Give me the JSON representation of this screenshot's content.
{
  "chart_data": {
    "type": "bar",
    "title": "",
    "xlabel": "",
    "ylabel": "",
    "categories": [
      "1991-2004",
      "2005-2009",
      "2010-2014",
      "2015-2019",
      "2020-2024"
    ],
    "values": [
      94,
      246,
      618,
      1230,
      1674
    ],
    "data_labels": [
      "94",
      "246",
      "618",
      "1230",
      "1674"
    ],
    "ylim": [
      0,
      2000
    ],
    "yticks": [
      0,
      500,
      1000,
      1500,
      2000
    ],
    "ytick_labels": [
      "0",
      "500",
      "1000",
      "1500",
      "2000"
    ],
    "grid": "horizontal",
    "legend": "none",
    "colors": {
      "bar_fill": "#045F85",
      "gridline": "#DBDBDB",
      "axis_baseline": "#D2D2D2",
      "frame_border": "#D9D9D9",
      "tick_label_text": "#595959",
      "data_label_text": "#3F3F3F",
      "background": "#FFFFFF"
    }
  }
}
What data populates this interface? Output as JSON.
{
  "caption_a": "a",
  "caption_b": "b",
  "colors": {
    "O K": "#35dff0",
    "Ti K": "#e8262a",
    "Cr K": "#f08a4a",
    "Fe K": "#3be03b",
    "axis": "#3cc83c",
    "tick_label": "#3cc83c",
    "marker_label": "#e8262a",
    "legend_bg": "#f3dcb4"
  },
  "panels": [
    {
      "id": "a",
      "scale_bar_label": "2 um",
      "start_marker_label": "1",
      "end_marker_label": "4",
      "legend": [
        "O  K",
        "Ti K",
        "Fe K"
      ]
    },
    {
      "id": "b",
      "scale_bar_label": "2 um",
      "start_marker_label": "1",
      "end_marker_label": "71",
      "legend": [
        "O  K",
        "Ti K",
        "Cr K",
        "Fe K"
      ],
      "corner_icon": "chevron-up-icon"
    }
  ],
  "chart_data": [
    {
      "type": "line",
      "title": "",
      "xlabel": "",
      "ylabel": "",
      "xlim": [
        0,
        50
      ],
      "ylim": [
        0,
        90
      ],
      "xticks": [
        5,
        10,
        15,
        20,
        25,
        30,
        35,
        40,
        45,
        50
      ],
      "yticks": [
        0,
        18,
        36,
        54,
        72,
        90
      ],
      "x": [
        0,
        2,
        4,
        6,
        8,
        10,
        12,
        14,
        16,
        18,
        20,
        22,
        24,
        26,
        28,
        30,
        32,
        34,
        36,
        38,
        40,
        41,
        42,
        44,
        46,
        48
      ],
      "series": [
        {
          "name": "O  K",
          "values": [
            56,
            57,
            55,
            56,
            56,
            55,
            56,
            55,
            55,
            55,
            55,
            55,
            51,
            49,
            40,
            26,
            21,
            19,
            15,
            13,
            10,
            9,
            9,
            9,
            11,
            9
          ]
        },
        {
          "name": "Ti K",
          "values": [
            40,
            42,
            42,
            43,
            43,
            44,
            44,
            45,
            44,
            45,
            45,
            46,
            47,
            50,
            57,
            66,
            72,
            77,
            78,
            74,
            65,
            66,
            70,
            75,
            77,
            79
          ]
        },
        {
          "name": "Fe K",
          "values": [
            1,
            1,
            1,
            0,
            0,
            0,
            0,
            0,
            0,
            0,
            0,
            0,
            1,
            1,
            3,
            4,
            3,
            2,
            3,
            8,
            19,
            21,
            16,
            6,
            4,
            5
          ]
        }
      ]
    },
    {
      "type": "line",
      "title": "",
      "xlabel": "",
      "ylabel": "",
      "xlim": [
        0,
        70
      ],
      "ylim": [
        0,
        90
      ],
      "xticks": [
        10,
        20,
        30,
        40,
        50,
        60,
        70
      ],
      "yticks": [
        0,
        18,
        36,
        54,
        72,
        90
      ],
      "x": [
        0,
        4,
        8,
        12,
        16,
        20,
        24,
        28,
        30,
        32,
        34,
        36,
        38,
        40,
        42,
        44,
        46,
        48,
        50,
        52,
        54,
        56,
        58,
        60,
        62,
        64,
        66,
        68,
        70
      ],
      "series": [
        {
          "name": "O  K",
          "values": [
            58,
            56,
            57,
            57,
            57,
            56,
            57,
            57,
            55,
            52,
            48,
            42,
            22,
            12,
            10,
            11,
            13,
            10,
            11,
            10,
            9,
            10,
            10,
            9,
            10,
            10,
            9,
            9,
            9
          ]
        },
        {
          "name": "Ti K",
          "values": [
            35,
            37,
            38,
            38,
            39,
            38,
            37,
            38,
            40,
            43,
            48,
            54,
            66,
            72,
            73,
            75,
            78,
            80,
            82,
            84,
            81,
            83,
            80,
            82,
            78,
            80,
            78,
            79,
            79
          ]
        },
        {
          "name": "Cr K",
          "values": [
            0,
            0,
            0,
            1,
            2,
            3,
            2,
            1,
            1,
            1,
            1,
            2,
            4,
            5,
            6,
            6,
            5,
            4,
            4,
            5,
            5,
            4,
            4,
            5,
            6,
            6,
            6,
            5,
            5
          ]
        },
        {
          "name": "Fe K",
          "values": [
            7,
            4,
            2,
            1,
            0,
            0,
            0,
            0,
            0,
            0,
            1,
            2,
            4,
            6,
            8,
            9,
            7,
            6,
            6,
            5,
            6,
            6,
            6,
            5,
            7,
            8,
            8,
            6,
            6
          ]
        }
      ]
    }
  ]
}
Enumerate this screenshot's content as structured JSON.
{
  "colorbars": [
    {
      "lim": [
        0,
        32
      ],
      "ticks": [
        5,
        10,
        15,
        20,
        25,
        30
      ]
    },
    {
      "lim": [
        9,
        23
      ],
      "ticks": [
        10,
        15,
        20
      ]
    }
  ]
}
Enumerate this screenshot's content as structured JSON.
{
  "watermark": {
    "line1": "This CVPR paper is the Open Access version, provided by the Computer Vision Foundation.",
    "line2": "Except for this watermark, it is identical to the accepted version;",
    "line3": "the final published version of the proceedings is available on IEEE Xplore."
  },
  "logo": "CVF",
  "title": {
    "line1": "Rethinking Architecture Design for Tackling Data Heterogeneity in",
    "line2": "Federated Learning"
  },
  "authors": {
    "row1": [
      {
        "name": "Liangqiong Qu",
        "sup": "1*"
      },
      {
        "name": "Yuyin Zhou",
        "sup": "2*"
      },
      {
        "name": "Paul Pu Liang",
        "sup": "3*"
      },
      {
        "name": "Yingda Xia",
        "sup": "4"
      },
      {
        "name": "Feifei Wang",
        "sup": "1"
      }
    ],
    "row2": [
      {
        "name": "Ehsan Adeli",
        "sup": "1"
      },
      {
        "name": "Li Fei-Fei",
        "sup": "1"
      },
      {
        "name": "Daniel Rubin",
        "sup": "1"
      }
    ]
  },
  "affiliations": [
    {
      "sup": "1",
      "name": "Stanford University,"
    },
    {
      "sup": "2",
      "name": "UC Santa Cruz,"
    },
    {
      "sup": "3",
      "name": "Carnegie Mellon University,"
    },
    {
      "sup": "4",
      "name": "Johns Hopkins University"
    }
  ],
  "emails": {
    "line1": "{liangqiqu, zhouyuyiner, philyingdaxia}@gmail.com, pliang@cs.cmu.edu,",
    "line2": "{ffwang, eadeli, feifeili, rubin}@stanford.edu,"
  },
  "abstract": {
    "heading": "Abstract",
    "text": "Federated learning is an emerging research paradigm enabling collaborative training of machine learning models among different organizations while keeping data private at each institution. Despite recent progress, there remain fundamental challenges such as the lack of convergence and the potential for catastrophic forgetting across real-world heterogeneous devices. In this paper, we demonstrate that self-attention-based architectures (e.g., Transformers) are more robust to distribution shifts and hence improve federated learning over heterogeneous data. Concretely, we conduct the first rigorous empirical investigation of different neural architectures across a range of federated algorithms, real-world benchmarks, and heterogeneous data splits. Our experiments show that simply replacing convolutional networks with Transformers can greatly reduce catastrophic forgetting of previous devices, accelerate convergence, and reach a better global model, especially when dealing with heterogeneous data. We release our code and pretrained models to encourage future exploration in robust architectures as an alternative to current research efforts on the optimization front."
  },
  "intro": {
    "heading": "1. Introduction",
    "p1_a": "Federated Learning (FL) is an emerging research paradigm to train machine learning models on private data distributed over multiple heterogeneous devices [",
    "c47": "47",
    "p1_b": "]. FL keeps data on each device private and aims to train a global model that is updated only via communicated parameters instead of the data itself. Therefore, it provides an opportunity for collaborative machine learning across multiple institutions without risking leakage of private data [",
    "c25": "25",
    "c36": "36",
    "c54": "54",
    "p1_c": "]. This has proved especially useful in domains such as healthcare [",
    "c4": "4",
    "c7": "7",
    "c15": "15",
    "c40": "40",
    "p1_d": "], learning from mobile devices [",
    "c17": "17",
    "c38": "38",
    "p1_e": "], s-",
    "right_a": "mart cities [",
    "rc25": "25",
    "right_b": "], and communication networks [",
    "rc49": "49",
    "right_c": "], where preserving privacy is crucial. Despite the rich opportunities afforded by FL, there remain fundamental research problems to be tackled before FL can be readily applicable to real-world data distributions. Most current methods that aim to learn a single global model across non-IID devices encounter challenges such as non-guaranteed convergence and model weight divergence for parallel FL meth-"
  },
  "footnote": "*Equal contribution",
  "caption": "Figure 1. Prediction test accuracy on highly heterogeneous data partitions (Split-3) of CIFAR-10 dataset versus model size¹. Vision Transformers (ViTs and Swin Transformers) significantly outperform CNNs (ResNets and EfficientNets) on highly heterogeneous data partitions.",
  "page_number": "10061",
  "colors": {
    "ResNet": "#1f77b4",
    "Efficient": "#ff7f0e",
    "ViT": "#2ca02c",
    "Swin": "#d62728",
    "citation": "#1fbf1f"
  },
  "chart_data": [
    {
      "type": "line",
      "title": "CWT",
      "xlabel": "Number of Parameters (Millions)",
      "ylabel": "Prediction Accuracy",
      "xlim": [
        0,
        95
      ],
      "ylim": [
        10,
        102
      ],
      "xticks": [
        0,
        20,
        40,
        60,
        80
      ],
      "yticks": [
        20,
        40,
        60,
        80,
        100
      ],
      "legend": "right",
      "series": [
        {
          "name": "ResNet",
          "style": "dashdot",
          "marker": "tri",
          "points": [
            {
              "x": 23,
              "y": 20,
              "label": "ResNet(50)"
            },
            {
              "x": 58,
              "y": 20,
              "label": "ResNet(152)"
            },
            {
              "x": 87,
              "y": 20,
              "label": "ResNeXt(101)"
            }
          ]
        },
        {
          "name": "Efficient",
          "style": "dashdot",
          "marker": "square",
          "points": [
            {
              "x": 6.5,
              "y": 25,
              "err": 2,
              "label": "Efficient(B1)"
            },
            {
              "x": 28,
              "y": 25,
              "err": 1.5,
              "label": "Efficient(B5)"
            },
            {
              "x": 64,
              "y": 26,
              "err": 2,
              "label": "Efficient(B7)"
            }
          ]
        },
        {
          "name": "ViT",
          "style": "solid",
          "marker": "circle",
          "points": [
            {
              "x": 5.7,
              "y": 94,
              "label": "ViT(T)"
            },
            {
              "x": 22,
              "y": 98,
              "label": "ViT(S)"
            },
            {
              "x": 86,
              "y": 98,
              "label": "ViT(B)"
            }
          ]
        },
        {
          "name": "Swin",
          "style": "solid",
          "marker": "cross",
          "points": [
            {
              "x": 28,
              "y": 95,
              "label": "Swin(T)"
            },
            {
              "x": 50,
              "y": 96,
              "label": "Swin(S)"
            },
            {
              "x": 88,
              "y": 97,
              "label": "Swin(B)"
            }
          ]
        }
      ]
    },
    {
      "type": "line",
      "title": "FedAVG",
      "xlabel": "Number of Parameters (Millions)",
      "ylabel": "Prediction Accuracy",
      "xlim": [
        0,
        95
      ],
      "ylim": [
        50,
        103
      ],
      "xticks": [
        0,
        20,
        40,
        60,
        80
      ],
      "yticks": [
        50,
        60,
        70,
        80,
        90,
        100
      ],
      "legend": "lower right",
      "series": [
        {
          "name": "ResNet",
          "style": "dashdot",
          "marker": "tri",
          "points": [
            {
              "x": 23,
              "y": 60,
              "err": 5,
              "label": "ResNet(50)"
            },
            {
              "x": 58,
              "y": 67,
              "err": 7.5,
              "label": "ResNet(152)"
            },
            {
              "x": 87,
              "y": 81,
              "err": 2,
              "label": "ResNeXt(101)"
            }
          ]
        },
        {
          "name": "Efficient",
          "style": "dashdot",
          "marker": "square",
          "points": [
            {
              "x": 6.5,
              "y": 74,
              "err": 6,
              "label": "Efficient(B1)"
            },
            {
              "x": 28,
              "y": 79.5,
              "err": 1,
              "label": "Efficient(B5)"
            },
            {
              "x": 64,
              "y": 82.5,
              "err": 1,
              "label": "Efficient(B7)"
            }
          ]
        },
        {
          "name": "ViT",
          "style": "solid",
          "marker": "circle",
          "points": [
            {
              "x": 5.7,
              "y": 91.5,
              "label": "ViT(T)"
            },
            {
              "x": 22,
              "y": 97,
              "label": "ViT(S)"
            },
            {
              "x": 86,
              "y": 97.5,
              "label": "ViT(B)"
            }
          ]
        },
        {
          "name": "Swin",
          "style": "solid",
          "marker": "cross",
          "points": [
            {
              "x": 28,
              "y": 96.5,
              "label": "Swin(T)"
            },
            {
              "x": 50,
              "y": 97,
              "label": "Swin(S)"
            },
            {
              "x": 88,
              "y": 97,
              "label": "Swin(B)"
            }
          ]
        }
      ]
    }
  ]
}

● What you have to do
Report the number of lines in the listing where the string "Vision" appears, and nothing besides.

● Reply to the task
2